YOUR OBJECTIVE: Copy every line in the records below that contains the word "true".

----- MATERIAL

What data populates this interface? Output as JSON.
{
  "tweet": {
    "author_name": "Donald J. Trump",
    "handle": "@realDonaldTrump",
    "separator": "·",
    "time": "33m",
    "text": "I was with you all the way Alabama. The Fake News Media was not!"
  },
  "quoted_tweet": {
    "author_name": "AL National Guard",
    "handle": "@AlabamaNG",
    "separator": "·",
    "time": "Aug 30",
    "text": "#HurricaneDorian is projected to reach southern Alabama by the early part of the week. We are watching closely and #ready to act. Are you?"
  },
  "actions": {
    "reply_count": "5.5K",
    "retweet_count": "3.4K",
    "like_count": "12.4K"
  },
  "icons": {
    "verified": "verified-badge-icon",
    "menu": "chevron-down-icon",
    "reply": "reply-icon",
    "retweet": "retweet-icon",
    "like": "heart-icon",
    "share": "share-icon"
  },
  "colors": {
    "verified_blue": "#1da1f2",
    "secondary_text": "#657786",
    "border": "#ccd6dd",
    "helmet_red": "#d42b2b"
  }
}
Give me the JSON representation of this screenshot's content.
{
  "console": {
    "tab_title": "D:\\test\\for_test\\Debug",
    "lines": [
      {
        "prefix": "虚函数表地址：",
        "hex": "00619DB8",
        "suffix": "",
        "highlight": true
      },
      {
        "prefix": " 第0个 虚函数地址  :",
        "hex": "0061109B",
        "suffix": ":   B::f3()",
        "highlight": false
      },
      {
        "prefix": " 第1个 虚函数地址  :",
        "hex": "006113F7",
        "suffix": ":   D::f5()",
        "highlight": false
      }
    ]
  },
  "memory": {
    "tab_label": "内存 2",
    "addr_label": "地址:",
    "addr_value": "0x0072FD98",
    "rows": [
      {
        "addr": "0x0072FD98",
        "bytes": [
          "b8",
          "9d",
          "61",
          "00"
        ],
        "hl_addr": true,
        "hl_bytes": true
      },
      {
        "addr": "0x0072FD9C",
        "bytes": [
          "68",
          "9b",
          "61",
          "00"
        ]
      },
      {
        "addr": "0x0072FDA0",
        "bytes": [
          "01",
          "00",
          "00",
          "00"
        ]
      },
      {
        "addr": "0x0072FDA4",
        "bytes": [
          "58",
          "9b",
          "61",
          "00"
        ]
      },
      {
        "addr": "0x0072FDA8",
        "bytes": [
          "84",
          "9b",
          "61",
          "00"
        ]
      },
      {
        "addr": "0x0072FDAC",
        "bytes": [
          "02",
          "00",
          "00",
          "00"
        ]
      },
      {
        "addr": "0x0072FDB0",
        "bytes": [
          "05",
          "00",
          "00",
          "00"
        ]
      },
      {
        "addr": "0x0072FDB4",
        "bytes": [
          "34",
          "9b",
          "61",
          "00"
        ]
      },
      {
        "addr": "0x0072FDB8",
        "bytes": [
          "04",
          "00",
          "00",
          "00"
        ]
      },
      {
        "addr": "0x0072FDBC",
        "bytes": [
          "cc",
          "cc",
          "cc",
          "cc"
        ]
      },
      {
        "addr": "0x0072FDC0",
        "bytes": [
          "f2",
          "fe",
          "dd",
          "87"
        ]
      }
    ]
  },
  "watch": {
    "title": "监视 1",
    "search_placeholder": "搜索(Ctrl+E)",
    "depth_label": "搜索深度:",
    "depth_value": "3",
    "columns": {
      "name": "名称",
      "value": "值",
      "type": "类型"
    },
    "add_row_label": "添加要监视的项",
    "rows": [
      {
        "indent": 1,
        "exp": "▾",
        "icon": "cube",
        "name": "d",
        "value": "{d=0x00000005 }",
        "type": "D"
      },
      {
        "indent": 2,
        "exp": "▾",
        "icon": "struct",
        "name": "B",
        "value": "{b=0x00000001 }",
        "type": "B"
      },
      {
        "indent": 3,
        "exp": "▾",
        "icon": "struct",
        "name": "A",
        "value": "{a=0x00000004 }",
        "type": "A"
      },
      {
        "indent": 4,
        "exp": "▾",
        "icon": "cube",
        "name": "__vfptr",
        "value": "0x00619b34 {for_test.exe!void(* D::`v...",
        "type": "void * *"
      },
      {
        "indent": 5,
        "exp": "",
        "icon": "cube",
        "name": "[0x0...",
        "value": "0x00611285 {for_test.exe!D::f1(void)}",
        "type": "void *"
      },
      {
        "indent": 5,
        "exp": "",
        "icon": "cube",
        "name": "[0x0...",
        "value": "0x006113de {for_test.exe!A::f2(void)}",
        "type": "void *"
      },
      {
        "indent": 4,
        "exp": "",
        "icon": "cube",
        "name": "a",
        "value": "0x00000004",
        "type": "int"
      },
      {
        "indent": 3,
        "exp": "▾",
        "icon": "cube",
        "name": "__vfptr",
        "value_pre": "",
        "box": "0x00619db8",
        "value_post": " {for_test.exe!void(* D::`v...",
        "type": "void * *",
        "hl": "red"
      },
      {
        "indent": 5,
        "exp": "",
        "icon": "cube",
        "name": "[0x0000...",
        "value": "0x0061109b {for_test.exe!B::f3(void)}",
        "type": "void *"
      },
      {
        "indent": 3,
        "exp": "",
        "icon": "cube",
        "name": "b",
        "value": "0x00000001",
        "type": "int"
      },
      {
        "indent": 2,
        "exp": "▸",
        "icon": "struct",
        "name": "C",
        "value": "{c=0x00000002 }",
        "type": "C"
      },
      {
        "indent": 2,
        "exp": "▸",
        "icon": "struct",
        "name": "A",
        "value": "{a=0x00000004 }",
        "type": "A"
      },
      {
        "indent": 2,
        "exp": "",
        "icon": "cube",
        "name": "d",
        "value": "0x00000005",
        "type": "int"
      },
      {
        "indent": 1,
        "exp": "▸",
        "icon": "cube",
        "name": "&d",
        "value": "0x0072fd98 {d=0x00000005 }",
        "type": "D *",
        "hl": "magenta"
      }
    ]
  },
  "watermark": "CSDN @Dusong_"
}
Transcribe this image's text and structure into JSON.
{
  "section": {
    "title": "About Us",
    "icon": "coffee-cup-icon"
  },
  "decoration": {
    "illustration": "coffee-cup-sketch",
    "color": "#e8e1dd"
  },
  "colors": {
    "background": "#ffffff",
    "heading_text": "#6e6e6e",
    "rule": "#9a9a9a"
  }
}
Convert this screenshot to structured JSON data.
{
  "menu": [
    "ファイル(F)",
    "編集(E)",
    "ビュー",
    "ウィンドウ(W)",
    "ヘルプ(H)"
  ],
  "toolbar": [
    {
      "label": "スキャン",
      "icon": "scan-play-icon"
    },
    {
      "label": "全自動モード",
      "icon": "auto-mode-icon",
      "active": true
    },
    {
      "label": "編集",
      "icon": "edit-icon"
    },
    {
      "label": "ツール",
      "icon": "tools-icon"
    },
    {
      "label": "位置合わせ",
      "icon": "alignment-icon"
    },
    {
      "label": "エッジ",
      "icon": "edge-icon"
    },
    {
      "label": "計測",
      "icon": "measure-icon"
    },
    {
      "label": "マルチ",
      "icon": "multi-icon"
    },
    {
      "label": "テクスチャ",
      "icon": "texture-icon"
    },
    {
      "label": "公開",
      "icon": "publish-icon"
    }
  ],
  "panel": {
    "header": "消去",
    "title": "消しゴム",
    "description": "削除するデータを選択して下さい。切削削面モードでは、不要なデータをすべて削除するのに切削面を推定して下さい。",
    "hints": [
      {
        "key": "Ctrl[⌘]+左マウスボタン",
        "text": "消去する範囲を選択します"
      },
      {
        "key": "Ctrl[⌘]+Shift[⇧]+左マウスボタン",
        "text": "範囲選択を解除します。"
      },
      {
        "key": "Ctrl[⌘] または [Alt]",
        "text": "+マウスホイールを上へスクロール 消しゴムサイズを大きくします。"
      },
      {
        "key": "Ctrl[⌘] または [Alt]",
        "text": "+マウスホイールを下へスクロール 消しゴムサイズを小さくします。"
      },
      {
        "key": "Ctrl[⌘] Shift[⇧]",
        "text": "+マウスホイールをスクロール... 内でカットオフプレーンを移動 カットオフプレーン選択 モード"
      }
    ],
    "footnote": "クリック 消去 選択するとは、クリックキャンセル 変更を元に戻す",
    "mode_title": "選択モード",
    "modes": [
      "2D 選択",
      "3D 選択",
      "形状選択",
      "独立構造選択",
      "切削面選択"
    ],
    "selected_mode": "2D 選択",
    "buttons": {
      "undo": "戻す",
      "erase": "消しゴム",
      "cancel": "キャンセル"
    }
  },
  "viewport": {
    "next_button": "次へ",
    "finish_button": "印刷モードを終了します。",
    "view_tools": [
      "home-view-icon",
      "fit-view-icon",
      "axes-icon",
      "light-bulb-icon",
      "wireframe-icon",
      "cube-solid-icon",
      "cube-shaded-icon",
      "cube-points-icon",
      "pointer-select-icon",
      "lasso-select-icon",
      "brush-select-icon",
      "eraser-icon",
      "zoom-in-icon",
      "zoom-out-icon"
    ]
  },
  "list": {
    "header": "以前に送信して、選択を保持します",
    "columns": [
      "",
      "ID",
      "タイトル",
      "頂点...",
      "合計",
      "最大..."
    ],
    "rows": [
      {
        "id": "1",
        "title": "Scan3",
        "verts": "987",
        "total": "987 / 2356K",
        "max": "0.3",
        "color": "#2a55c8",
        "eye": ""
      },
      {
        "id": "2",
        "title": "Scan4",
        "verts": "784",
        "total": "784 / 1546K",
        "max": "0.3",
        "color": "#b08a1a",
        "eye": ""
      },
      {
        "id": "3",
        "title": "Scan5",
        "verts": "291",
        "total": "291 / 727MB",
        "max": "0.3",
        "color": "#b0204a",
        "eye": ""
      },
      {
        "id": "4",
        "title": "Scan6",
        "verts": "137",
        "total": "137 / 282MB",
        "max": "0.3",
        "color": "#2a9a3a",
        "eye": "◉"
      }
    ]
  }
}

----------

EXERCISE ANSWER:
        "highlight": true
        "hl_addr": true,
        "hl_bytes": true
      "active": true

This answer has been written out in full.